Text segment
☆ ☆ ☆ ☆ ☆ ☆ ☆

The tech could track glucose levels in real time.
Photo/Thumb have been modified. Adapted from Analytical Chemistry 2019, DOI: 10.1021/acs.analchem.9b03379.
Wearable sensors already have the ability to monitor healing aneurysms and sweat rate and electrolytes. Now, researchers said they developed a pacifier-based biosensor that tracks real-time glucose levels in a newborn or infant’s saliva.
The biosensor could ultimately help diagnose and treat diabetes in small and young patients, according to the research published in the American Chemical Society’s journal Analytical Chemistry.
“This initial demonstration of glucose monitoring introduces new possibilities for metabolites monitoring in infants and neonates using saliva as a noninvasive sample,” the study authors wrote.
Researchers designed a proof of concept pacifier with a nipple that contained a narrow channel, so when the infant sucked on it, saliva would be transferred to a detection chamber. In the chamber, an enzyme attached to an electrode strip would convert glucose in the saliva to an electrical signal. The current strength correlated with how much glucose was in the saliva sample. A cellphone app would wirelessly detect the measurements.
Although the researchers have not tested the device with babies yet, they conducted an analysis with adult patients with Type 1 diabetes.
The pacifier detected changes in glucose concentrations in the patients’ saliva before and after a meal, the researchers reported.
Wearable biosensors are typically sewn into clothing or stuck into skin, which could cause infants discomfort, according to the research team. Such devices for babies generally measure physical characteristics, rather than biomarkers.
Monitoring glucose levels in newborns usually takes place in major hospitals and requires piercing the skin to reach interstitial fluid, the researchers said.
The baby-friendly pacifier biosensor that the researchers developed sufficiently analyzed saliva for biomarkers and could someday be configured to monitor other disease biomarkers.
Monitoring biomarkers in newborns is essential to control low birthweight babies and metabolic diseases, the researchers reported.

☆ ☆ ☆ ☆ ☆ ☆ ☆

Material supplied
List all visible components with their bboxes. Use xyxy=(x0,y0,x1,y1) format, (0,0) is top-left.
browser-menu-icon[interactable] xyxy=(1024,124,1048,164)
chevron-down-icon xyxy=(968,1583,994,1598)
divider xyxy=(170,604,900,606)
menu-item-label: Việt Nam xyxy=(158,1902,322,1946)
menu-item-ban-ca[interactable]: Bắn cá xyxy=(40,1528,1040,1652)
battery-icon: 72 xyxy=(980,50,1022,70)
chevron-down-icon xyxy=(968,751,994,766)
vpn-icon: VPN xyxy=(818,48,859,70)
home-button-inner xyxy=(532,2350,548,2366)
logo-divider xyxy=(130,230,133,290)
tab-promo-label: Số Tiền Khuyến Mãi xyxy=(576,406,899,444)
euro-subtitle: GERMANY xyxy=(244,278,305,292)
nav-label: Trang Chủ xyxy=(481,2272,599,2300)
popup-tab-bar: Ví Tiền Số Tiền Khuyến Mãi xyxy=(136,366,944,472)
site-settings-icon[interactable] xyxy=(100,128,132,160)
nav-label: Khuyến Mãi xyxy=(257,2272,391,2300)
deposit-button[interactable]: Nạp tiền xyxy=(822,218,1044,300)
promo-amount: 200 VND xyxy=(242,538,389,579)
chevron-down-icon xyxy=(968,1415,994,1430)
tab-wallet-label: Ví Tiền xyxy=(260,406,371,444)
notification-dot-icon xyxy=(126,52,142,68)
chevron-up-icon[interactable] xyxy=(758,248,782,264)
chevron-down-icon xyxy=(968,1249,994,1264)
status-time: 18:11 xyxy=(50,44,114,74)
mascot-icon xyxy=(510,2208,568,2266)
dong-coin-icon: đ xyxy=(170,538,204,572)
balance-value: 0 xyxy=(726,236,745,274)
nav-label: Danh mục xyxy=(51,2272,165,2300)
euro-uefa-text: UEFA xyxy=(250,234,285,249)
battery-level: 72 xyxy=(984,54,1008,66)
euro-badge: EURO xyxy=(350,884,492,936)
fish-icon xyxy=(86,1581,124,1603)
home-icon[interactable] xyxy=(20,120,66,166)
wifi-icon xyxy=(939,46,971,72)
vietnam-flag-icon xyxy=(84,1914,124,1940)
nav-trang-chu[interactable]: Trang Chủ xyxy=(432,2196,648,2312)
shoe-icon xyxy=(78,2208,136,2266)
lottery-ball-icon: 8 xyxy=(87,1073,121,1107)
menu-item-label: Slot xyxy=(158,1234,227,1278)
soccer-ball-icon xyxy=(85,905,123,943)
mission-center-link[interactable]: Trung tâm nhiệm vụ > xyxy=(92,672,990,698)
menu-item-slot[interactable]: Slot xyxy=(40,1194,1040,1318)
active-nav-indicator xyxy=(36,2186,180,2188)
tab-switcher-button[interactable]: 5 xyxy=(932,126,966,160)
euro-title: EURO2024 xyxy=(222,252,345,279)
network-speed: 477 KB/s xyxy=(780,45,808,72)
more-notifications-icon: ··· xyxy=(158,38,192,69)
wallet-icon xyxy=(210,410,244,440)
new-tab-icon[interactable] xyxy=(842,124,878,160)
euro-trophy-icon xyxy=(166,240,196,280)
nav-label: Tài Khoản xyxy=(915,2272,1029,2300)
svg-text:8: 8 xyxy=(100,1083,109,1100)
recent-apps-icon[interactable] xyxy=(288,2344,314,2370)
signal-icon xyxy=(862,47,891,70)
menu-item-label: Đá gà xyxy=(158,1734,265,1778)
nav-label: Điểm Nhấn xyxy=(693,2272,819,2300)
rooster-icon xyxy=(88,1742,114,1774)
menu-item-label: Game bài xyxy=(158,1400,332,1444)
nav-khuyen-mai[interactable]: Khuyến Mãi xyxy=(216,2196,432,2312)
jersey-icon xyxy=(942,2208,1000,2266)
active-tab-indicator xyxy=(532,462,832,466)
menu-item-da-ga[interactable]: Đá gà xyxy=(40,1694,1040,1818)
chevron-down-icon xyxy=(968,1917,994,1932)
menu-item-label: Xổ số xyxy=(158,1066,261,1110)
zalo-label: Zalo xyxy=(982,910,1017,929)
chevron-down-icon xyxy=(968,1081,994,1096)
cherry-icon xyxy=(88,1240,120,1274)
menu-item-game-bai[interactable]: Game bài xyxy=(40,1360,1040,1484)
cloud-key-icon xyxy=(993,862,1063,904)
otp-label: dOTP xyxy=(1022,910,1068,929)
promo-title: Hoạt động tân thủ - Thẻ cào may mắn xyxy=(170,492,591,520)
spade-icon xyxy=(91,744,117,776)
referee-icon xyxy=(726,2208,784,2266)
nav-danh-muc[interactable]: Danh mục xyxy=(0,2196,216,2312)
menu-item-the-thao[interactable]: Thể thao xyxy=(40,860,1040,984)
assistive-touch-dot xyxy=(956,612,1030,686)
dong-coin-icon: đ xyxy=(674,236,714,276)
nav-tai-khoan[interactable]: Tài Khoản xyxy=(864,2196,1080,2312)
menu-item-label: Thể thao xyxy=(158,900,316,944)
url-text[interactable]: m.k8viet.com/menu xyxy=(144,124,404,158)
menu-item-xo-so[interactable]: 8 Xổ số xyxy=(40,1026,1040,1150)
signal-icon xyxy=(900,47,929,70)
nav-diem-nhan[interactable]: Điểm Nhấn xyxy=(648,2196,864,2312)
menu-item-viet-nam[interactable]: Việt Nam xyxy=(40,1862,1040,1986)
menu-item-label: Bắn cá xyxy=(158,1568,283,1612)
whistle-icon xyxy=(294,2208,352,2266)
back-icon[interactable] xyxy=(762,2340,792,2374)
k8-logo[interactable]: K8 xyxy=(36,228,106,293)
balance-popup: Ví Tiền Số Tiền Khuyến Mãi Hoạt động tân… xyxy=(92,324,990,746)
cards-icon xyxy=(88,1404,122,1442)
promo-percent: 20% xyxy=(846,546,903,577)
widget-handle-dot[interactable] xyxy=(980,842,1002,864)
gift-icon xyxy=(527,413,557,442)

☆ ☆ ☆ ☆ ☆ ☆ ☆

List of tasks
1. Quote the pacifier biosensor article from the words "Photo/Thumb have been" through the words "study authors wrote.".
2. According to the pacifier biosensor article, which patients did the researchers analyze with the device?
The data has no connection to the pacifier biosensor article.

Task results
1.
Photo/Thumb have been modified. Adapted from Analytical Chemistry 2019, DOI: 10.1021/acs.analchem.9b03379.
Wearable sensors already have the ability to monitor healing aneurysms and sweat rate and electrolytes. Now, researchers said they developed a pacifier-based biosensor that tracks real-time glucose levels in a newborn or infant’s saliva.
The biosensor could ultimately help diagnose and treat diabetes in small and young patients, according to the research published in the American Chemical Society’s journal Analytical Chemistry.
“This initial demonstration of glucose monitoring introduces new possibilities for metabolites monitoring in infants and neonates using saliva as a noninvasive sample,” the study authors wrote.

2. Adult patients with Type 1 diabetes.